**Task details**. Pick out each line of the records in which the word "material" appears.

**Given entries**.

+ + + +

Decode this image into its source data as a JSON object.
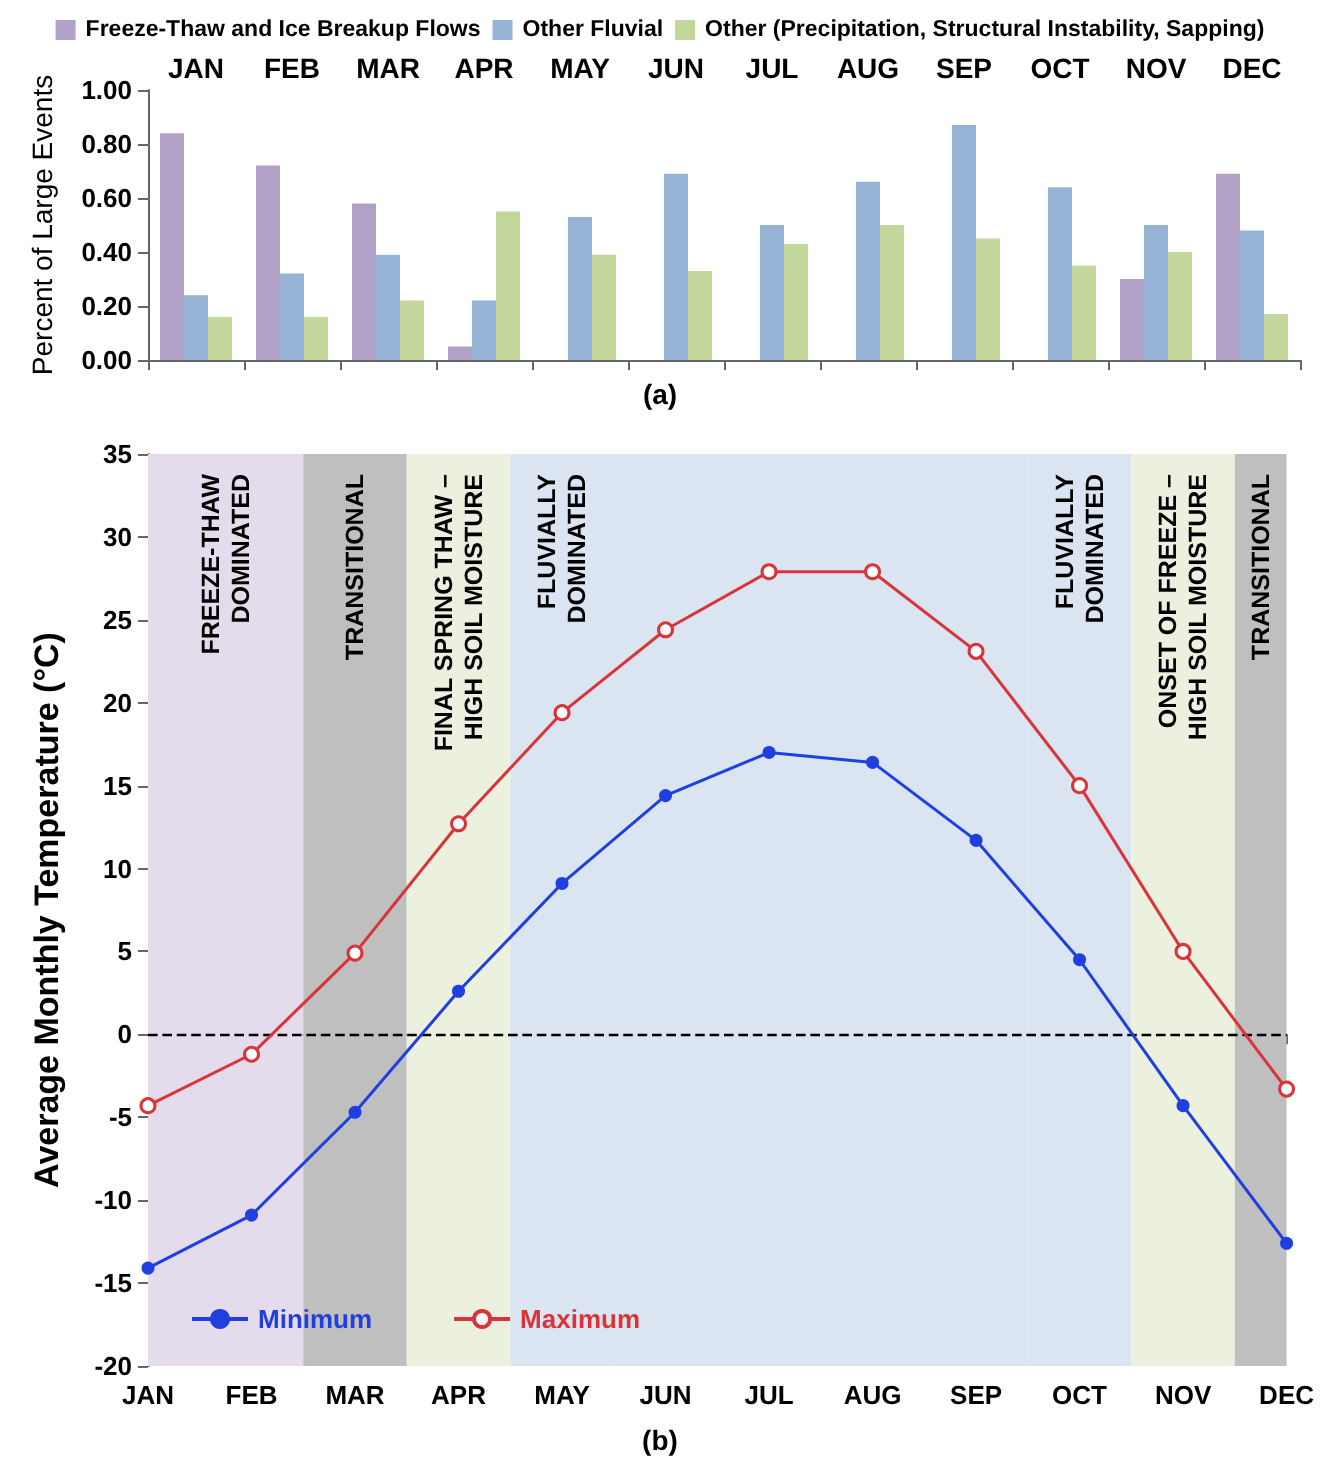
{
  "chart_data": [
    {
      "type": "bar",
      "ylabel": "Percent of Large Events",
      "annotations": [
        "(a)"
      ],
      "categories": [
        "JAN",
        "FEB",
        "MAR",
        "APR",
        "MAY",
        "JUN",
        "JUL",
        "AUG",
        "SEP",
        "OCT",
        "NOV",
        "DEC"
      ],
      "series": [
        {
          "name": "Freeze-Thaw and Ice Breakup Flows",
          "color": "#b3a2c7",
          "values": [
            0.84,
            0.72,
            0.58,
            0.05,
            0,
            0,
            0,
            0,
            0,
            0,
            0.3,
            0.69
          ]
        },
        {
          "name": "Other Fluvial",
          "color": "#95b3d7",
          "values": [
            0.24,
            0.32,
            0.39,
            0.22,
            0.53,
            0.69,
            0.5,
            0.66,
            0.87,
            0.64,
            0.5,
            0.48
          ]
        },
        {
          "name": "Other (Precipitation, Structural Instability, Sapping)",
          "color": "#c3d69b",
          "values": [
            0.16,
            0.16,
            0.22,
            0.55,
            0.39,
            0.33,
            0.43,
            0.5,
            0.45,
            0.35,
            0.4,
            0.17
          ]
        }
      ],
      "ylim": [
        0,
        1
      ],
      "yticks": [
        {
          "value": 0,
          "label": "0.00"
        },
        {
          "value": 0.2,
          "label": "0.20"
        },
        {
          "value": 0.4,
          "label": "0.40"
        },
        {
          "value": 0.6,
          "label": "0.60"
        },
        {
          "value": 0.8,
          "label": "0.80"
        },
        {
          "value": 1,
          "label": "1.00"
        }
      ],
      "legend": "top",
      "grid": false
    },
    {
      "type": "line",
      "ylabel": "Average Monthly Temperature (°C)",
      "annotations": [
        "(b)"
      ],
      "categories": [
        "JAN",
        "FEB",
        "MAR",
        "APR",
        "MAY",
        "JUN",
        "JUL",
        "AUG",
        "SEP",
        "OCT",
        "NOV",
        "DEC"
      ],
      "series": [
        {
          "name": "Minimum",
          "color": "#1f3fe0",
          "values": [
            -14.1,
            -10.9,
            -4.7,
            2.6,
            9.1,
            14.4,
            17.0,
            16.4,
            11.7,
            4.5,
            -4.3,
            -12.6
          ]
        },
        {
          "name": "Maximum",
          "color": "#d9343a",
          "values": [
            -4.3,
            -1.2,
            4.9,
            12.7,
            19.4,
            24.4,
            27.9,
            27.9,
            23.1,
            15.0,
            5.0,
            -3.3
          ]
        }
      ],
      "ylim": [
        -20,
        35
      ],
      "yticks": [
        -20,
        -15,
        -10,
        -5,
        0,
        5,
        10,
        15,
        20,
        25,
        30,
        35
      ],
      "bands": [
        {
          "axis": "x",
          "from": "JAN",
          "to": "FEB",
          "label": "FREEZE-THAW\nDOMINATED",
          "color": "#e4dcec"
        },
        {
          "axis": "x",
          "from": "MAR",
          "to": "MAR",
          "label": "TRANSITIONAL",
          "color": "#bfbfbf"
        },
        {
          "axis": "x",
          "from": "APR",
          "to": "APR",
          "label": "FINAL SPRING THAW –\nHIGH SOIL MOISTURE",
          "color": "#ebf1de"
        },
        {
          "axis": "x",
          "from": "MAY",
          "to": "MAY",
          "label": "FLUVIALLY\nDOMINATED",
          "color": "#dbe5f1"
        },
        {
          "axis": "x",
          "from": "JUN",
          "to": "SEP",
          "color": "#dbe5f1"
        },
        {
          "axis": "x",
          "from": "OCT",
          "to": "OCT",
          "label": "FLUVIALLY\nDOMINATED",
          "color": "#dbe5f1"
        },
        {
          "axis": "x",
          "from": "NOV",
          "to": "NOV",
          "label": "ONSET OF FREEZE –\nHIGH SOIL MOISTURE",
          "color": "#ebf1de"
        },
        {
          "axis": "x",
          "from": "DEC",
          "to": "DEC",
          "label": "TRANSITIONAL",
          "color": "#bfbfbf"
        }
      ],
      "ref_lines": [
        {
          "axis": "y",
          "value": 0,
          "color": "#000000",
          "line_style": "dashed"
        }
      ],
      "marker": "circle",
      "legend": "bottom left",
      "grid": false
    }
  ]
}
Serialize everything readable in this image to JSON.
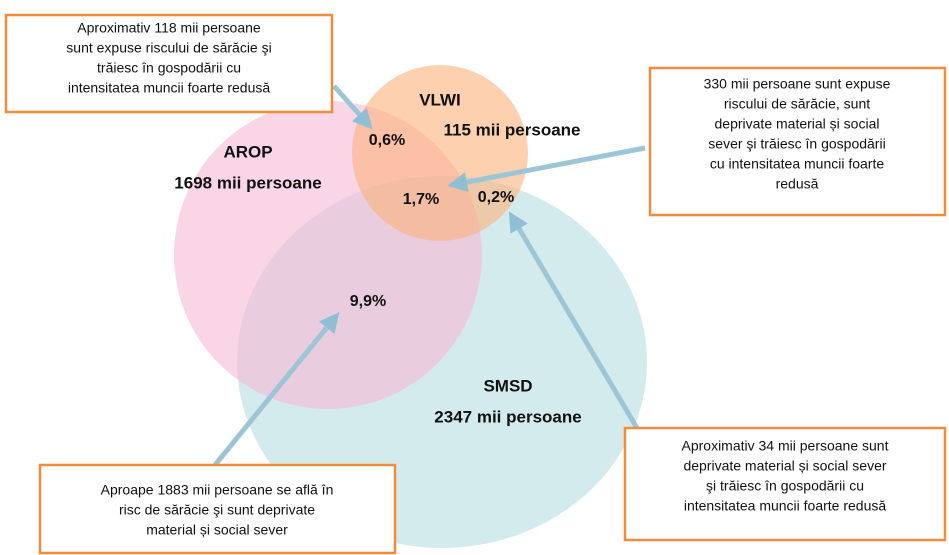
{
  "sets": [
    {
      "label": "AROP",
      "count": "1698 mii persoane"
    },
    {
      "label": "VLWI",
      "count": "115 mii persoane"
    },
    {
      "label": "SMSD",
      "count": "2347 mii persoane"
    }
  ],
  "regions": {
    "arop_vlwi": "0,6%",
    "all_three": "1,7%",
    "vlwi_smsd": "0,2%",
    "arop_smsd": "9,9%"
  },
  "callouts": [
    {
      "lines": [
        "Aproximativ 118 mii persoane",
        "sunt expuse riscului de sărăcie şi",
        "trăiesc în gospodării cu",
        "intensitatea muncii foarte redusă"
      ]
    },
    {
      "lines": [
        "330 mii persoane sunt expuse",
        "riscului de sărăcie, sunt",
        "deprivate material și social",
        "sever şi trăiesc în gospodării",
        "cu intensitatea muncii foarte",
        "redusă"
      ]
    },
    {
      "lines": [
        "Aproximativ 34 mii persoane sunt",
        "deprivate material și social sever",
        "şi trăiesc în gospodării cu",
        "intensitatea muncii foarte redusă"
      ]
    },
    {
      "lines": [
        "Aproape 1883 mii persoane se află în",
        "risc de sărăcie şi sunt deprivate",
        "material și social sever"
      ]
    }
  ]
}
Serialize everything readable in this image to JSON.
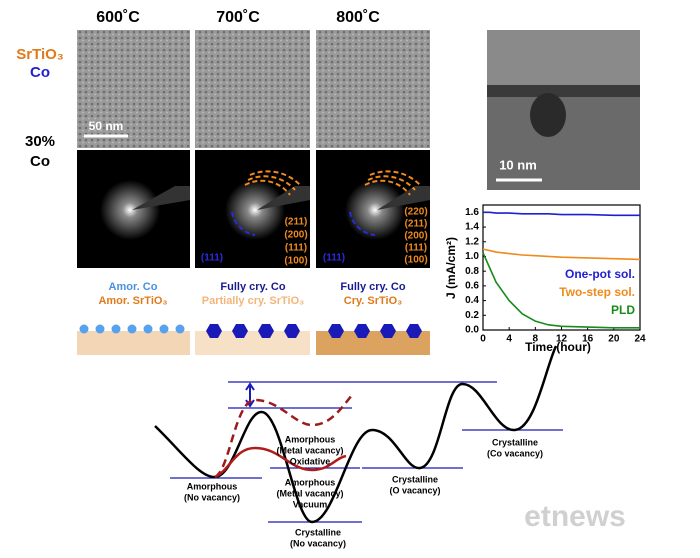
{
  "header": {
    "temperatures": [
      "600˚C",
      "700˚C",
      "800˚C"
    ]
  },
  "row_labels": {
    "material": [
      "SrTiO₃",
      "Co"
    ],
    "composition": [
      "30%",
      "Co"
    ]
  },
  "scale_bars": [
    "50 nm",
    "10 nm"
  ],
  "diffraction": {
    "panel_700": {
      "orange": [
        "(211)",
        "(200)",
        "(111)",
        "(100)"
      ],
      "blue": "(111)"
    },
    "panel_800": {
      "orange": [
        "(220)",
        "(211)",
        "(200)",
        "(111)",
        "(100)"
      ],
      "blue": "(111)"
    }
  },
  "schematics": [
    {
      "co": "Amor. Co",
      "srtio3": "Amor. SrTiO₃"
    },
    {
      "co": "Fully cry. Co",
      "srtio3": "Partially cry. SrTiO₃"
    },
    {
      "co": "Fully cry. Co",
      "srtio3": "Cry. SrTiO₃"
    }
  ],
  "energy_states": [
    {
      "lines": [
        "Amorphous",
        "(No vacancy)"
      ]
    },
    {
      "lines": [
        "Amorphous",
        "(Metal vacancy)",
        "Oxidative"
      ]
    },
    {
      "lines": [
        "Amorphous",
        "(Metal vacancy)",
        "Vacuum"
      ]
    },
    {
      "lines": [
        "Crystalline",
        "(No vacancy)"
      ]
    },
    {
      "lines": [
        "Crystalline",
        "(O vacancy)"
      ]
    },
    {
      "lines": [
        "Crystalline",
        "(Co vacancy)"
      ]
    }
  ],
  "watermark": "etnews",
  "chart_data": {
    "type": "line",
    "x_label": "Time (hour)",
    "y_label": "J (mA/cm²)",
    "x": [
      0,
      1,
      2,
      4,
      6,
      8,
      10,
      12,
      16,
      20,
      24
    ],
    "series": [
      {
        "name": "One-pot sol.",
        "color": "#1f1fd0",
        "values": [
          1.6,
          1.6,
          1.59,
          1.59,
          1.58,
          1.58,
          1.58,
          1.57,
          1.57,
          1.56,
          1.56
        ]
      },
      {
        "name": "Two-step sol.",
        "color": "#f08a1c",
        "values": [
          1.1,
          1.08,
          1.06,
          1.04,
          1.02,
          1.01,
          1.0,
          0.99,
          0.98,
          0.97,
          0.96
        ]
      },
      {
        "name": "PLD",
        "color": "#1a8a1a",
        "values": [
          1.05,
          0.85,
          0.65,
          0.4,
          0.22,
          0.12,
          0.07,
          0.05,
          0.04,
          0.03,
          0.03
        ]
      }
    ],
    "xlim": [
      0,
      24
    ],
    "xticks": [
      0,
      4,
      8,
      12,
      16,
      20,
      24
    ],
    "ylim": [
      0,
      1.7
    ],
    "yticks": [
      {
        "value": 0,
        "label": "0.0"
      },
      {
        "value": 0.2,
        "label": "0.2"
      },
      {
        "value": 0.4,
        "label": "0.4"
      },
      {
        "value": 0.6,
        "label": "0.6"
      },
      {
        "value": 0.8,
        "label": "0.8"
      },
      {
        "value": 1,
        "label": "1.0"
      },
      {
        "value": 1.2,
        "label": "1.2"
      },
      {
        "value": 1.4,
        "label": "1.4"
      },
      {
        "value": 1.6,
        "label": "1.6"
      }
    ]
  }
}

+ + + +

**Answer to this exercise**.
        "deprivate material și social",
        "deprivate material și social sever",
        "material și social sever"
    "material": [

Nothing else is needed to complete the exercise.